▶ [Written instruction] Collect all lines from the records below that include the word "JSON".

>>>

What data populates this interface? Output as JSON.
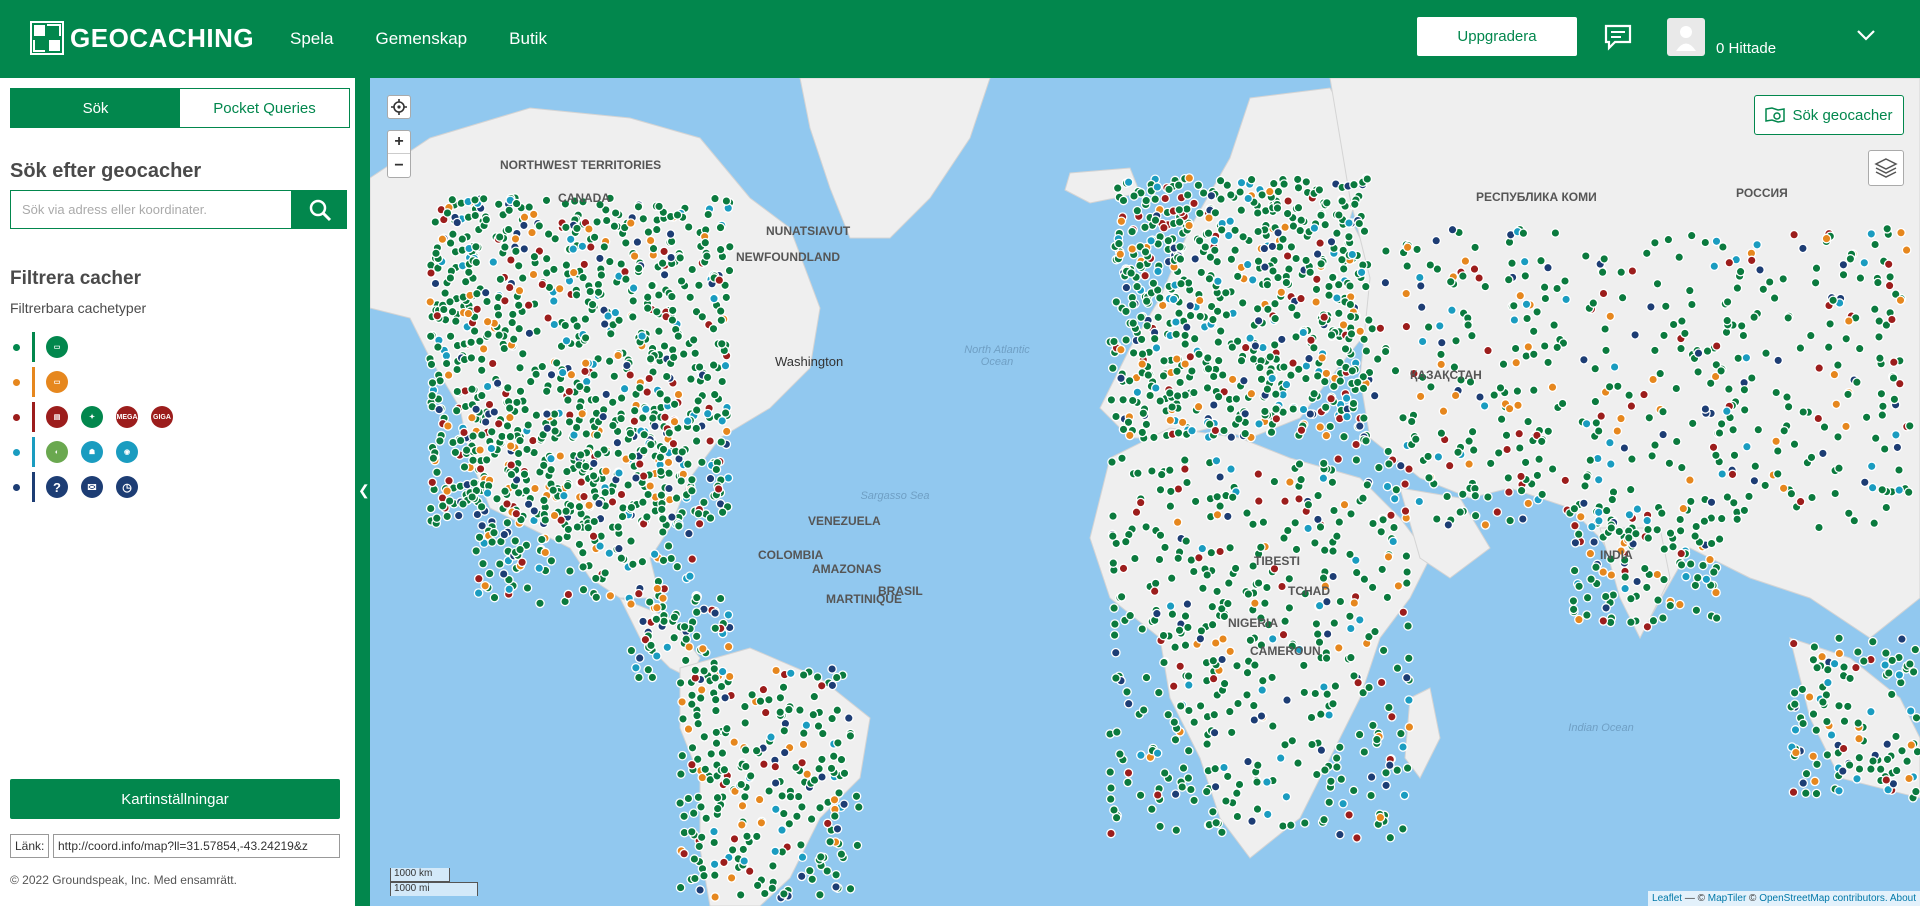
{
  "brand": {
    "name": "GEOCACHING",
    "color": "#02874d"
  },
  "nav": {
    "items": [
      "Spela",
      "Gemenskap",
      "Butik"
    ]
  },
  "header": {
    "upgrade_label": "Uppgradera",
    "found_label": "0 Hittade"
  },
  "sidebar": {
    "tabs": [
      {
        "label": "Sök",
        "active": true
      },
      {
        "label": "Pocket Queries",
        "active": false
      }
    ],
    "search_title": "Sök efter geocacher",
    "search_placeholder": "Sök via adress eller koordinater.",
    "filter_title": "Filtrera cacher",
    "filter_subtitle": "Filtrerbara cachetyper",
    "filter_groups": [
      {
        "color": "#02874d",
        "icons": [
          "traditional-cache-icon"
        ]
      },
      {
        "color": "#e6871e",
        "icons": [
          "multi-cache-icon"
        ]
      },
      {
        "color": "#9c1d1c",
        "icons": [
          "event-cache-icon",
          "cito-event-icon",
          "mega-event-icon",
          "giga-event-icon"
        ]
      },
      {
        "color": "#1a9cc0",
        "icons": [
          "earthcache-icon",
          "virtual-cache-icon",
          "webcam-cache-icon"
        ]
      },
      {
        "color": "#1d3d74",
        "icons": [
          "mystery-cache-icon",
          "letterbox-cache-icon",
          "wherigo-cache-icon"
        ]
      }
    ],
    "mega_label": "MEGA",
    "giga_label": "GIGA",
    "map_settings_label": "Kartinställningar",
    "link_label": "Länk:",
    "link_value": "http://coord.info/map?ll=31.57854,-43.24219&z",
    "copyright": "© 2022 Groundspeak, Inc. Med ensamrätt."
  },
  "map": {
    "search_geocaches_label": "Sök geocacher",
    "scale_km": "1000 km",
    "scale_mi": "1000 mi",
    "attribution": {
      "leaflet": "Leaflet",
      "sep": " — © ",
      "maptiler": "MapTiler",
      "osm": "OpenStreetMap contributors.",
      "about": "About"
    },
    "labels": [
      "NORTHWEST TERRITORIES",
      "CANADA",
      "NUNATSIAVUT",
      "NEWFOUNDLAND",
      "Washington",
      "BRASIL",
      "COLOMBIA",
      "VENEZUELA",
      "AMAZONAS",
      "NIGERIA",
      "TCHAD",
      "CAMEROUN",
      "РЕСПУБЛИКА КОМИ",
      "РОССИЯ",
      "ҚАЗАҚСТАН",
      "INDIA",
      "TIBESTI",
      "MARTINIQUE"
    ],
    "ocean_labels": [
      "North Atlantic Ocean",
      "Sargasso Sea",
      "Indian Ocean"
    ],
    "marker_colors": {
      "traditional": "#0b7a3e",
      "multi": "#e6871e",
      "event": "#9c1d1c",
      "earth": "#1a9cc0",
      "mystery": "#1d3d74"
    }
  }
}
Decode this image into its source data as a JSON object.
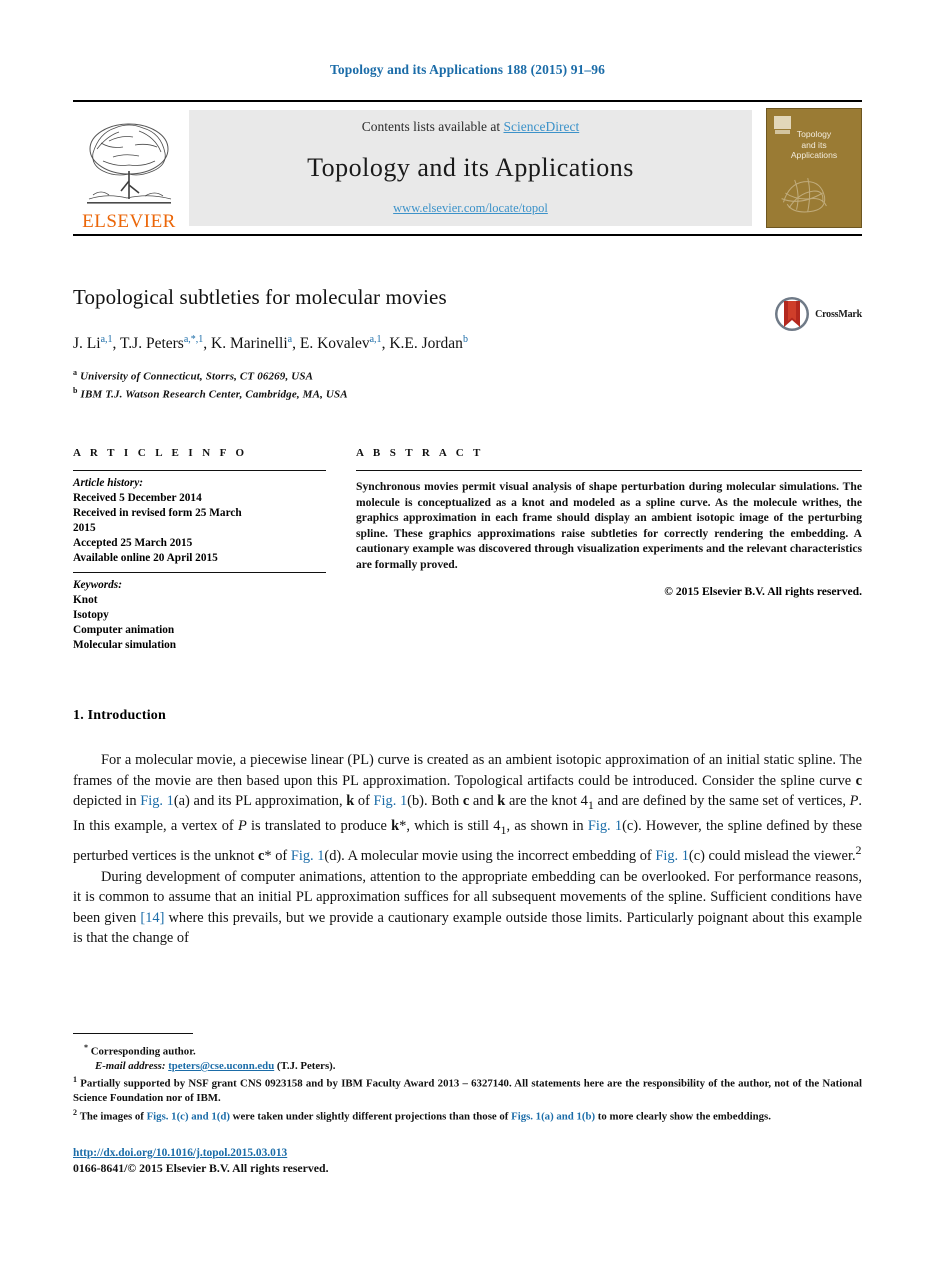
{
  "running_head": "Topology and its Applications 188 (2015) 91–96",
  "masthead": {
    "contents_prefix": "Contents lists available at ",
    "sciencedirect": "ScienceDirect",
    "journal_title": "Topology and its Applications",
    "journal_url": "www.elsevier.com/locate/topol",
    "publisher_wordmark": "ELSEVIER",
    "cover_title_line1": "Topology",
    "cover_title_line2": "and its",
    "cover_title_line3": "Applications",
    "cover_color": "#9a7b34",
    "link_color": "#3c92c9"
  },
  "article": {
    "title": "Topological subtleties for molecular movies",
    "authors_html": "J. Li<sup>a,1</sup>, T.J. Peters<sup>a,*,1</sup>, K. Marinelli<sup>a</sup>, E. Kovalev<sup>a,1</sup>, K.E. Jordan<sup>b</sup>",
    "affiliations": [
      {
        "marker": "a",
        "text": "University of Connecticut, Storrs, CT 06269, USA"
      },
      {
        "marker": "b",
        "text": "IBM T.J. Watson Research Center, Cambridge, MA, USA"
      }
    ],
    "crossmark_label": "CrossMark"
  },
  "info": {
    "section_label": "A R T I C L E   I N F O",
    "history_head": "Article history:",
    "history_lines": [
      "Received 5 December 2014",
      "Received in revised form 25 March",
      "2015",
      "Accepted 25 March 2015",
      "Available online 20 April 2015"
    ],
    "keywords_head": "Keywords:",
    "keywords": [
      "Knot",
      "Isotopy",
      "Computer animation",
      "Molecular simulation"
    ]
  },
  "abstract": {
    "section_label": "A B S T R A C T",
    "text": "Synchronous movies permit visual analysis of shape perturbation during molecular simulations. The molecule is conceptualized as a knot and modeled as a spline curve. As the molecule writhes, the graphics approximation in each frame should display an ambient isotopic image of the perturbing spline. These graphics approximations raise subtleties for correctly rendering the embedding. A cautionary example was discovered through visualization experiments and the relevant characteristics are formally proved.",
    "copyright": "© 2015 Elsevier B.V. All rights reserved."
  },
  "body": {
    "section_heading": "1. Introduction",
    "paragraph1_html": "For a molecular movie, a piecewise linear (PL) curve is created as an ambient isotopic approximation of an initial static spline. The frames of the movie are then based upon this PL approximation. Topological artifacts could be introduced. Consider the spline curve <b>c</b> depicted in <span class=\"lnk\">Fig. 1</span>(a) and its PL approximation, <b>k</b> of <span class=\"lnk\">Fig. 1</span>(b). Both <b>c</b> and <b>k</b> are the knot 4<sub>1</sub> and are defined by the same set of vertices, <i>P</i>. In this example, a vertex of <i>P</i> is translated to produce <b>k</b>*, which is still 4<sub>1</sub>, as shown in <span class=\"lnk\">Fig. 1</span>(c). However, the spline defined by these perturbed vertices is the unknot <b>c</b>* of <span class=\"lnk\">Fig. 1</span>(d). A molecular movie using the incorrect embedding of <span class=\"lnk\">Fig. 1</span>(c) could mislead the viewer.<sup>2</sup>",
    "paragraph2_html": "During development of computer animations, attention to the appropriate embedding can be overlooked. For performance reasons, it is common to assume that an initial PL approximation suffices for all subsequent movements of the spline. Sufficient conditions have been given <span class=\"lnk\">[14]</span> where this prevails, but we provide a cautionary example outside those limits. Particularly poignant about this example is that the change of"
  },
  "footnotes": {
    "corresponding": "Corresponding author.",
    "email_label": "E-mail address:",
    "email": "tpeters@cse.uconn.edu",
    "email_suffix": "(T.J. Peters).",
    "note1": "Partially supported by NSF grant CNS 0923158 and by IBM Faculty Award 2013 – 6327140. All statements here are the responsibility of the author, not of the National Science Foundation nor of IBM.",
    "note2_html": "The images of <span class=\"lnk\">Figs. 1(c) and 1(d)</span> were taken under slightly different projections than those of <span class=\"lnk\">Figs. 1(a) and 1(b)</span> to more clearly show the embeddings."
  },
  "footer": {
    "doi": "http://dx.doi.org/10.1016/j.topol.2015.03.013",
    "issn_line": "0166-8641/© 2015 Elsevier B.V. All rights reserved."
  }
}
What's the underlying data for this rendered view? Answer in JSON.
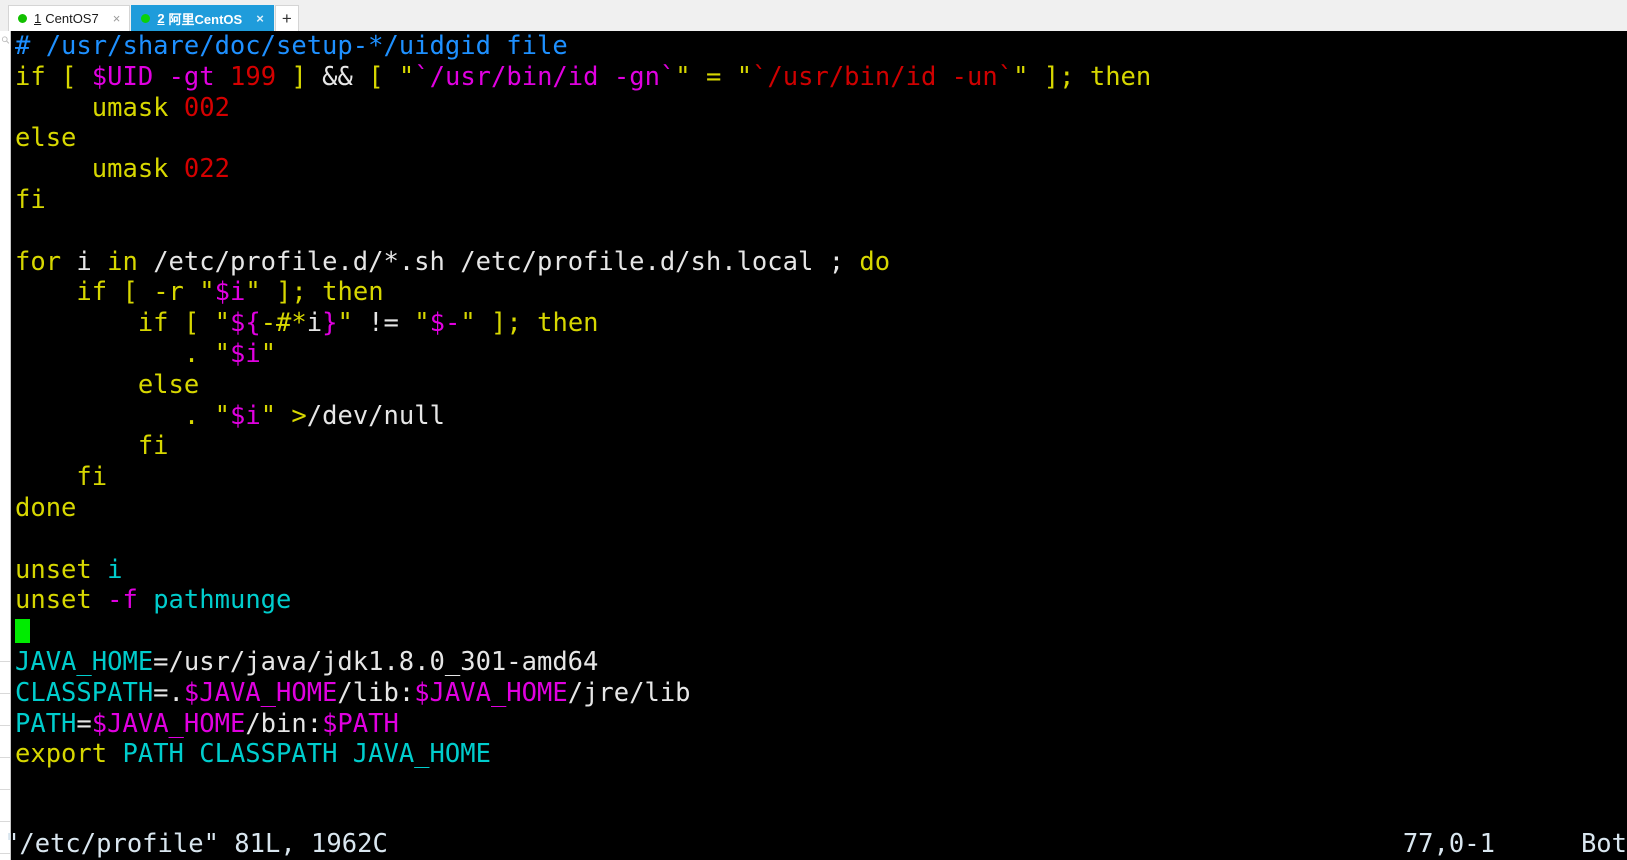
{
  "window": {
    "tabs": [
      {
        "num": "1",
        "label": "CentOS7",
        "dot": "connected-dot",
        "close": "×",
        "active": false
      },
      {
        "num": "2",
        "label": "阿里CentOS",
        "dot": "connected-dot",
        "close": "×",
        "active": true
      }
    ],
    "new_tab_label": "+"
  },
  "terminal": {
    "background": "#000000",
    "cursor_color": "#00ec00",
    "colors": {
      "comment": "#1e90ff",
      "statement": "#d7d700",
      "number": "#d40000",
      "string": "#cf0000",
      "identifier": "#00cdcd",
      "variable": "#e000e0",
      "normal": "#e6e6e6"
    },
    "lines": [
      {
        "id": "l1",
        "spans": [
          {
            "t": "# /usr/share/doc/setup-*/uidgid file",
            "c": "comment"
          }
        ]
      },
      {
        "id": "l2",
        "spans": [
          {
            "t": "if",
            "c": "statement"
          },
          {
            "t": " [ ",
            "c": "operator"
          },
          {
            "t": "$UID",
            "c": "variable"
          },
          {
            "t": " ",
            "c": "normal"
          },
          {
            "t": "-gt",
            "c": "variable"
          },
          {
            "t": " ",
            "c": "normal"
          },
          {
            "t": "199",
            "c": "number"
          },
          {
            "t": " ]",
            "c": "operator"
          },
          {
            "t": " && ",
            "c": "normal"
          },
          {
            "t": "[ ",
            "c": "operator"
          },
          {
            "t": "\"",
            "c": "operator"
          },
          {
            "t": "`/usr/bin/id ",
            "c": "variable"
          },
          {
            "t": "-gn",
            "c": "variable"
          },
          {
            "t": "`",
            "c": "variable"
          },
          {
            "t": "\"",
            "c": "operator"
          },
          {
            "t": " = ",
            "c": "operator"
          },
          {
            "t": "\"",
            "c": "operator"
          },
          {
            "t": "`/usr/bin/id -un`",
            "c": "string"
          },
          {
            "t": "\"",
            "c": "operator"
          },
          {
            "t": " ]; ",
            "c": "operator"
          },
          {
            "t": "then",
            "c": "statement"
          }
        ]
      },
      {
        "id": "l3",
        "spans": [
          {
            "t": "     umask ",
            "c": "statement"
          },
          {
            "t": "002",
            "c": "number"
          }
        ]
      },
      {
        "id": "l4",
        "spans": [
          {
            "t": "else",
            "c": "statement"
          }
        ]
      },
      {
        "id": "l5",
        "spans": [
          {
            "t": "     umask ",
            "c": "statement"
          },
          {
            "t": "022",
            "c": "number"
          }
        ]
      },
      {
        "id": "l6",
        "spans": [
          {
            "t": "fi",
            "c": "statement"
          }
        ]
      },
      {
        "id": "l7",
        "spans": [
          {
            "t": "",
            "c": "normal"
          }
        ]
      },
      {
        "id": "l8",
        "spans": [
          {
            "t": "for",
            "c": "statement"
          },
          {
            "t": " i ",
            "c": "normal"
          },
          {
            "t": "in",
            "c": "statement"
          },
          {
            "t": " /etc/profile.d/*.sh /etc/profile.d/sh.local ; ",
            "c": "normal"
          },
          {
            "t": "do",
            "c": "statement"
          }
        ]
      },
      {
        "id": "l9",
        "spans": [
          {
            "t": "    ",
            "c": "normal"
          },
          {
            "t": "if",
            "c": "statement"
          },
          {
            "t": " [ ",
            "c": "operator"
          },
          {
            "t": "-r",
            "c": "operator"
          },
          {
            "t": " ",
            "c": "normal"
          },
          {
            "t": "\"",
            "c": "operator"
          },
          {
            "t": "$i",
            "c": "variable"
          },
          {
            "t": "\"",
            "c": "operator"
          },
          {
            "t": " ]; ",
            "c": "operator"
          },
          {
            "t": "then",
            "c": "statement"
          }
        ]
      },
      {
        "id": "l10",
        "spans": [
          {
            "t": "        ",
            "c": "normal"
          },
          {
            "t": "if",
            "c": "statement"
          },
          {
            "t": " [ ",
            "c": "operator"
          },
          {
            "t": "\"",
            "c": "operator"
          },
          {
            "t": "${",
            "c": "variable"
          },
          {
            "t": "-#*",
            "c": "operator"
          },
          {
            "t": "i",
            "c": "normal"
          },
          {
            "t": "}",
            "c": "variable"
          },
          {
            "t": "\"",
            "c": "operator"
          },
          {
            "t": " != ",
            "c": "normal"
          },
          {
            "t": "\"",
            "c": "operator"
          },
          {
            "t": "$-",
            "c": "variable"
          },
          {
            "t": "\"",
            "c": "operator"
          },
          {
            "t": " ]; ",
            "c": "operator"
          },
          {
            "t": "then",
            "c": "statement"
          }
        ]
      },
      {
        "id": "l11",
        "spans": [
          {
            "t": "           ",
            "c": "normal"
          },
          {
            "t": ".",
            "c": "statement"
          },
          {
            "t": " ",
            "c": "normal"
          },
          {
            "t": "\"",
            "c": "operator"
          },
          {
            "t": "$i",
            "c": "variable"
          },
          {
            "t": "\"",
            "c": "operator"
          }
        ]
      },
      {
        "id": "l12",
        "spans": [
          {
            "t": "        ",
            "c": "normal"
          },
          {
            "t": "else",
            "c": "statement"
          }
        ]
      },
      {
        "id": "l13",
        "spans": [
          {
            "t": "           ",
            "c": "normal"
          },
          {
            "t": ".",
            "c": "statement"
          },
          {
            "t": " ",
            "c": "normal"
          },
          {
            "t": "\"",
            "c": "operator"
          },
          {
            "t": "$i",
            "c": "variable"
          },
          {
            "t": "\"",
            "c": "operator"
          },
          {
            "t": " ",
            "c": "normal"
          },
          {
            "t": ">",
            "c": "statement"
          },
          {
            "t": "/dev/null",
            "c": "normal"
          }
        ]
      },
      {
        "id": "l14",
        "spans": [
          {
            "t": "        ",
            "c": "normal"
          },
          {
            "t": "fi",
            "c": "statement"
          }
        ]
      },
      {
        "id": "l15",
        "spans": [
          {
            "t": "    ",
            "c": "normal"
          },
          {
            "t": "fi",
            "c": "statement"
          }
        ]
      },
      {
        "id": "l16",
        "spans": [
          {
            "t": "done",
            "c": "statement"
          }
        ]
      },
      {
        "id": "l17",
        "spans": [
          {
            "t": "",
            "c": "normal"
          }
        ]
      },
      {
        "id": "l18",
        "spans": [
          {
            "t": "unset",
            "c": "statement"
          },
          {
            "t": " ",
            "c": "normal"
          },
          {
            "t": "i",
            "c": "identifier"
          }
        ]
      },
      {
        "id": "l19",
        "spans": [
          {
            "t": "unset",
            "c": "statement"
          },
          {
            "t": " ",
            "c": "normal"
          },
          {
            "t": "-f",
            "c": "variable"
          },
          {
            "t": " ",
            "c": "normal"
          },
          {
            "t": "pathmunge",
            "c": "identifier"
          }
        ]
      },
      {
        "id": "l20",
        "cursor": true,
        "spans": [
          {
            "t": "",
            "c": "normal"
          }
        ]
      },
      {
        "id": "l21",
        "spans": [
          {
            "t": "JAVA_HOME",
            "c": "identifier"
          },
          {
            "t": "=/usr/java/jdk1.8.0_301-amd64",
            "c": "normal"
          }
        ]
      },
      {
        "id": "l22",
        "spans": [
          {
            "t": "CLASSPATH",
            "c": "identifier"
          },
          {
            "t": "=.",
            "c": "normal"
          },
          {
            "t": "$JAVA_HOME",
            "c": "variable"
          },
          {
            "t": "/lib:",
            "c": "normal"
          },
          {
            "t": "$JAVA_HOME",
            "c": "variable"
          },
          {
            "t": "/jre/lib",
            "c": "normal"
          }
        ]
      },
      {
        "id": "l23",
        "spans": [
          {
            "t": "PATH",
            "c": "identifier"
          },
          {
            "t": "=",
            "c": "normal"
          },
          {
            "t": "$JAVA_HOME",
            "c": "variable"
          },
          {
            "t": "/bin:",
            "c": "normal"
          },
          {
            "t": "$PATH",
            "c": "variable"
          }
        ]
      },
      {
        "id": "l24",
        "spans": [
          {
            "t": "export",
            "c": "statement"
          },
          {
            "t": " ",
            "c": "normal"
          },
          {
            "t": "PATH CLASSPATH JAVA_HOME",
            "c": "identifier"
          }
        ]
      }
    ],
    "status": {
      "file": "\"/etc/profile\" 81L, 1962C",
      "position": "77,0-1",
      "relative": "Bot"
    }
  }
}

<<<

▶ [Full output]
What data populates this interface? Output as JSON.
Decode this image into its source data as a JSON object.
What's the underlying data for this rendered view? Answer in JSON.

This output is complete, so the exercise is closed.